(A block of data)
Start
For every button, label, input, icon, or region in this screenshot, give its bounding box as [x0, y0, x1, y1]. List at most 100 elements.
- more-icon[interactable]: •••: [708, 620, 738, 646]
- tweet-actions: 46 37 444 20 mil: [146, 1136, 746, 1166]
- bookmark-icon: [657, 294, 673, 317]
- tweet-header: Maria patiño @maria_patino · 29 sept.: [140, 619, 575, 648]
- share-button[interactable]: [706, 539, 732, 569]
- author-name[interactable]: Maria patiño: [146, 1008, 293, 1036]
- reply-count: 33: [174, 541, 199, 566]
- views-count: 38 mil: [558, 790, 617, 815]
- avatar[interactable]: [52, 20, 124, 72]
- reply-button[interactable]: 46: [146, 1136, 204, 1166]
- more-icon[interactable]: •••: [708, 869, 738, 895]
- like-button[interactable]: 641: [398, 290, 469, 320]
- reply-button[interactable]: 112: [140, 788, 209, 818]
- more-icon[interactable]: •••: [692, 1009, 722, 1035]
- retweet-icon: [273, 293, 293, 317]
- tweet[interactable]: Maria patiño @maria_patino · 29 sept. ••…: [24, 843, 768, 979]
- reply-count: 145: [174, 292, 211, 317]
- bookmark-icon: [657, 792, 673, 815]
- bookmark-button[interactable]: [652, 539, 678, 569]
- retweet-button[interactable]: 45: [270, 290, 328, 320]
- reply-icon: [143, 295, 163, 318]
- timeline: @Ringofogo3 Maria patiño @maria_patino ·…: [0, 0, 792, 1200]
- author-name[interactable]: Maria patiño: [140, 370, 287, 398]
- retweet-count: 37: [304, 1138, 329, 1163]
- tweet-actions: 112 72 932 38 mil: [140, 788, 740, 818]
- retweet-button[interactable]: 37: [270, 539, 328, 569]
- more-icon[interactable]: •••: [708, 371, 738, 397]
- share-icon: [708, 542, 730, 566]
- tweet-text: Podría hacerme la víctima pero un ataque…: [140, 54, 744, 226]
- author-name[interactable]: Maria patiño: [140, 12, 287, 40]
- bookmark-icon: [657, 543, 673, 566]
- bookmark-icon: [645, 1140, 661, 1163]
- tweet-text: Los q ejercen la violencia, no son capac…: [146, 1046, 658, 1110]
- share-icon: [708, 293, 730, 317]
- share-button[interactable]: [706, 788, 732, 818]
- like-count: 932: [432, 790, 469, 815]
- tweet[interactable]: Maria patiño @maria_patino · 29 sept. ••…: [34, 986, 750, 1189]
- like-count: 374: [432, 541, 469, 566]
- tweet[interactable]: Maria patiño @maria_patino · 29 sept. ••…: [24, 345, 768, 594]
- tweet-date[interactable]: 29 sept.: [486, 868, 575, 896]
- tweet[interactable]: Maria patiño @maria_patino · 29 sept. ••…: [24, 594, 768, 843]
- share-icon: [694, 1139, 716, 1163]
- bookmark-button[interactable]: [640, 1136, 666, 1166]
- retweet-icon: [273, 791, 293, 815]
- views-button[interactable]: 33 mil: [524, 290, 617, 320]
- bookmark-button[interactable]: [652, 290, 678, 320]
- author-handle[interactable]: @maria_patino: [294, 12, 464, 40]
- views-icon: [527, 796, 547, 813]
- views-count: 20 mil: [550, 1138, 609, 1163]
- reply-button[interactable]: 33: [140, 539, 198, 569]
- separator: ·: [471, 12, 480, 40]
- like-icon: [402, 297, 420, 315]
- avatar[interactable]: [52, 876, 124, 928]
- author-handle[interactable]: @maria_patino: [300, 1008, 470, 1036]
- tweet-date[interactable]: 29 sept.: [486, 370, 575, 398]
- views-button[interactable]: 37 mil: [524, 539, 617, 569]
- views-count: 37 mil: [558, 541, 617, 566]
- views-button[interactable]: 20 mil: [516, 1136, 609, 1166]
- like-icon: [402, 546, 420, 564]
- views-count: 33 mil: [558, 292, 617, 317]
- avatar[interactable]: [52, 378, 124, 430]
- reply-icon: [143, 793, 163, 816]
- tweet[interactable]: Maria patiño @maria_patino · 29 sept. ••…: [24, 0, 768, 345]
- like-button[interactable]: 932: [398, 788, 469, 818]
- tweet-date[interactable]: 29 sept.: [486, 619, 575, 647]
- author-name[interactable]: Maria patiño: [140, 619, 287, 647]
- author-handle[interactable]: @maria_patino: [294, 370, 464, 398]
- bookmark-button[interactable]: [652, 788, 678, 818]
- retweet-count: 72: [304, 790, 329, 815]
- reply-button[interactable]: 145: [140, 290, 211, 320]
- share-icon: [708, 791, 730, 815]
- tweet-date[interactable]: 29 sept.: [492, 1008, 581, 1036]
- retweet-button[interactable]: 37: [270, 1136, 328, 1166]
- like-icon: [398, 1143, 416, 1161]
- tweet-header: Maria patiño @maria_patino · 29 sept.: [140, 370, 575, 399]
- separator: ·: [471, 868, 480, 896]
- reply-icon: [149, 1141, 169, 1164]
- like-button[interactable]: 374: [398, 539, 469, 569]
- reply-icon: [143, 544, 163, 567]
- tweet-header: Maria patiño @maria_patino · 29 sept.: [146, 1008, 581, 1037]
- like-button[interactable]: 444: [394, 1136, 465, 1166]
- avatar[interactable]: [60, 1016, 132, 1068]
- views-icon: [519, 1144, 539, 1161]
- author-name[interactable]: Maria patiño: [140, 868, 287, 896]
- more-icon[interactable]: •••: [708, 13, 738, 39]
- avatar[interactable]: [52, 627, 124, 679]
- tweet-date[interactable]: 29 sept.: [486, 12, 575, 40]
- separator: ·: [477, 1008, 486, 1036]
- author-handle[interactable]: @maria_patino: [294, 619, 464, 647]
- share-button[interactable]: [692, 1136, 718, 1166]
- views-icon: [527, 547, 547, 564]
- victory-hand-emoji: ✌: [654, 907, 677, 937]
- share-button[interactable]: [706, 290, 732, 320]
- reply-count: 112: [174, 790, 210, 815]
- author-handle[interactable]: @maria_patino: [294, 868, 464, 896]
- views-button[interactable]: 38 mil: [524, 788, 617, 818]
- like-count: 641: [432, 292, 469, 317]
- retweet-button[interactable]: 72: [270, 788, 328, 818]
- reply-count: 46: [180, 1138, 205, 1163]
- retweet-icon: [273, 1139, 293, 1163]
End
§ **Exercise directions**
Copy all of the lines above word for word, without changing anything.

§ **Written reply**
For every button, label, input, icon, or region in this screenshot, give its bounding box as [x0, y0, x1, y1]. List at most 100 elements.
- more-icon[interactable]: •••: [708, 620, 738, 646]
- tweet-actions: 46 37 444 20 mil: [146, 1136, 746, 1166]
- bookmark-icon: [657, 294, 673, 317]
- tweet-header: Maria patiño @maria_patino · 29 sept.: [140, 619, 575, 648]
- share-button[interactable]: [706, 539, 732, 569]
- author-name[interactable]: Maria patiño: [146, 1008, 293, 1036]
- reply-count: 33: [174, 541, 199, 566]
- views-count: 38 mil: [558, 790, 617, 815]
- avatar[interactable]: [52, 20, 124, 72]
- reply-button[interactable]: 46: [146, 1136, 204, 1166]
- more-icon[interactable]: •••: [708, 869, 738, 895]
- like-button[interactable]: 641: [398, 290, 469, 320]
- reply-button[interactable]: 112: [140, 788, 209, 818]
- more-icon[interactable]: •••: [692, 1009, 722, 1035]
- retweet-icon: [273, 293, 293, 317]
- tweet[interactable]: Maria patiño @maria_patino · 29 sept. ••…: [24, 843, 768, 979]
- reply-count: 145: [174, 292, 211, 317]
- bookmark-icon: [657, 792, 673, 815]
- bookmark-button[interactable]: [652, 539, 678, 569]
- retweet-button[interactable]: 45: [270, 290, 328, 320]
- reply-icon: [143, 295, 163, 318]
- timeline: @Ringofogo3 Maria patiño @maria_patino ·…: [0, 0, 792, 1200]
- author-name[interactable]: Maria patiño: [140, 370, 287, 398]
- retweet-count: 37: [304, 1138, 329, 1163]
- tweet-actions: 112 72 932 38 mil: [140, 788, 740, 818]
- retweet-button[interactable]: 37: [270, 539, 328, 569]
- more-icon[interactable]: •••: [708, 371, 738, 397]
- share-icon: [708, 542, 730, 566]
- tweet-text: Podría hacerme la víctima pero un ataque…: [140, 54, 744, 226]
- author-name[interactable]: Maria patiño: [140, 12, 287, 40]
- bookmark-icon: [657, 543, 673, 566]
- bookmark-icon: [645, 1140, 661, 1163]
- tweet-text: Los q ejercen la violencia, no son capac…: [146, 1046, 658, 1110]
- share-icon: [708, 293, 730, 317]
- share-button[interactable]: [706, 788, 732, 818]
- like-count: 932: [432, 790, 469, 815]
- tweet[interactable]: Maria patiño @maria_patino · 29 sept. ••…: [34, 986, 750, 1189]
- like-count: 374: [432, 541, 469, 566]
- tweet[interactable]: Maria patiño @maria_patino · 29 sept. ••…: [24, 345, 768, 594]
- tweet-date[interactable]: 29 sept.: [486, 868, 575, 896]
- tweet[interactable]: Maria patiño @maria_patino · 29 sept. ••…: [24, 594, 768, 843]
- share-icon: [694, 1139, 716, 1163]
- bookmark-button[interactable]: [640, 1136, 666, 1166]
- retweet-icon: [273, 791, 293, 815]
- views-button[interactable]: 33 mil: [524, 290, 617, 320]
- bookmark-button[interactable]: [652, 290, 678, 320]
- author-handle[interactable]: @maria_patino: [294, 12, 464, 40]
- views-icon: [527, 796, 547, 813]
- views-count: 20 mil: [550, 1138, 609, 1163]
- reply-button[interactable]: 33: [140, 539, 198, 569]
- separator: ·: [471, 12, 480, 40]
- like-icon: [402, 297, 420, 315]
- avatar[interactable]: [52, 876, 124, 928]
- author-handle[interactable]: @maria_patino: [300, 1008, 470, 1036]
- tweet-date[interactable]: 29 sept.: [486, 370, 575, 398]
- views-button[interactable]: 37 mil: [524, 539, 617, 569]
- views-count: 37 mil: [558, 541, 617, 566]
- views-button[interactable]: 20 mil: [516, 1136, 609, 1166]
- like-icon: [402, 546, 420, 564]
- views-count: 33 mil: [558, 292, 617, 317]
- avatar[interactable]: [52, 378, 124, 430]
- reply-icon: [143, 793, 163, 816]
- tweet[interactable]: Maria patiño @maria_patino · 29 sept. ••…: [24, 0, 768, 345]
- like-button[interactable]: 932: [398, 788, 469, 818]
- tweet-date[interactable]: 29 sept.: [486, 619, 575, 647]
- author-name[interactable]: Maria patiño: [140, 619, 287, 647]
- author-handle[interactable]: @maria_patino: [294, 370, 464, 398]
- bookmark-button[interactable]: [652, 788, 678, 818]
- retweet-count: 72: [304, 790, 329, 815]
- reply-button[interactable]: 145: [140, 290, 211, 320]
- share-icon: [708, 791, 730, 815]
- tweet-date[interactable]: 29 sept.: [492, 1008, 581, 1036]
- retweet-button[interactable]: 37: [270, 1136, 328, 1166]
- like-icon: [398, 1143, 416, 1161]
- tweet-header: Maria patiño @maria_patino · 29 sept.: [140, 370, 575, 399]
- separator: ·: [471, 868, 480, 896]
- reply-icon: [149, 1141, 169, 1164]
- like-button[interactable]: 374: [398, 539, 469, 569]
- reply-icon: [143, 544, 163, 567]
- tweet-header: Maria patiño @maria_patino · 29 sept.: [146, 1008, 581, 1037]
- like-button[interactable]: 444: [394, 1136, 465, 1166]
- avatar[interactable]: [60, 1016, 132, 1068]
- views-icon: [519, 1144, 539, 1161]
- author-name[interactable]: Maria patiño: [140, 868, 287, 896]
- more-icon[interactable]: •••: [708, 13, 738, 39]
- avatar[interactable]: [52, 627, 124, 679]
- tweet-date[interactable]: 29 sept.: [486, 12, 575, 40]
- separator: ·: [477, 1008, 486, 1036]
- author-handle[interactable]: @maria_patino: [294, 619, 464, 647]
- share-button[interactable]: [692, 1136, 718, 1166]
- views-icon: [527, 547, 547, 564]
- victory-hand-emoji: ✌: [654, 907, 677, 937]
- share-button[interactable]: [706, 290, 732, 320]
- reply-count: 112: [174, 790, 210, 815]
- author-handle[interactable]: @maria_patino: [294, 868, 464, 896]
- views-button[interactable]: 38 mil: [524, 788, 617, 818]
- like-count: 641: [432, 292, 469, 317]
- retweet-button[interactable]: 72: [270, 788, 328, 818]
- reply-count: 46: [180, 1138, 205, 1163]
- retweet-icon: [273, 1139, 293, 1163]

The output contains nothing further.